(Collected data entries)

————

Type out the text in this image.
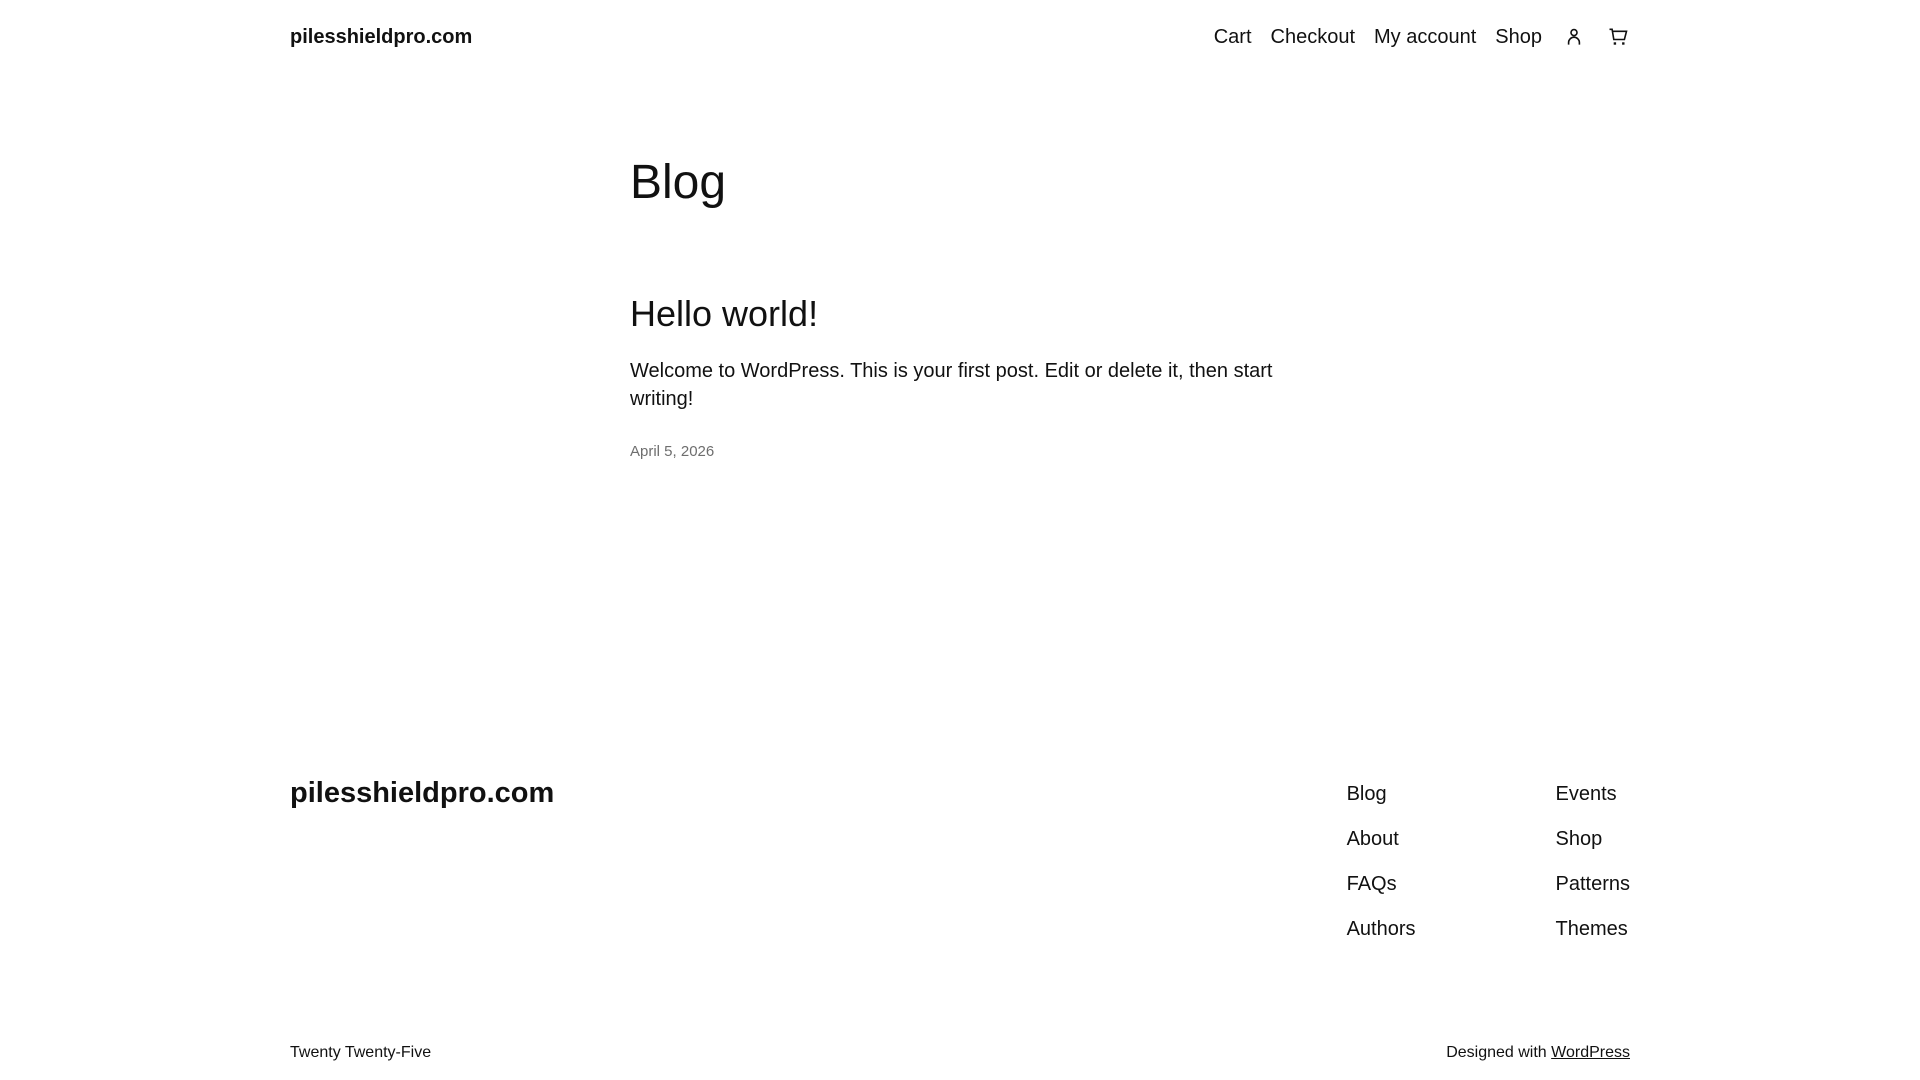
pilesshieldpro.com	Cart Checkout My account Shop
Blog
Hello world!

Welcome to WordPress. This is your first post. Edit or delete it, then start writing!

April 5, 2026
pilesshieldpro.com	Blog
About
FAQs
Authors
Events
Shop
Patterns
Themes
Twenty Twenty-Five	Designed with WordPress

————

● Requirements:
Extract every line of the data exactly; pictures stay out.

● Answer to the problem:
Type out the text in this image.
pilesshieldpro.com	Cart Checkout My account Shop
Blog
Hello world!

Welcome to WordPress. This is your first post. Edit or delete it, then start writing!

April 5, 2026
pilesshieldpro.com	Blog
About
FAQs
Authors
Events
Shop
Patterns
Themes
Twenty Twenty-Five	Designed with WordPress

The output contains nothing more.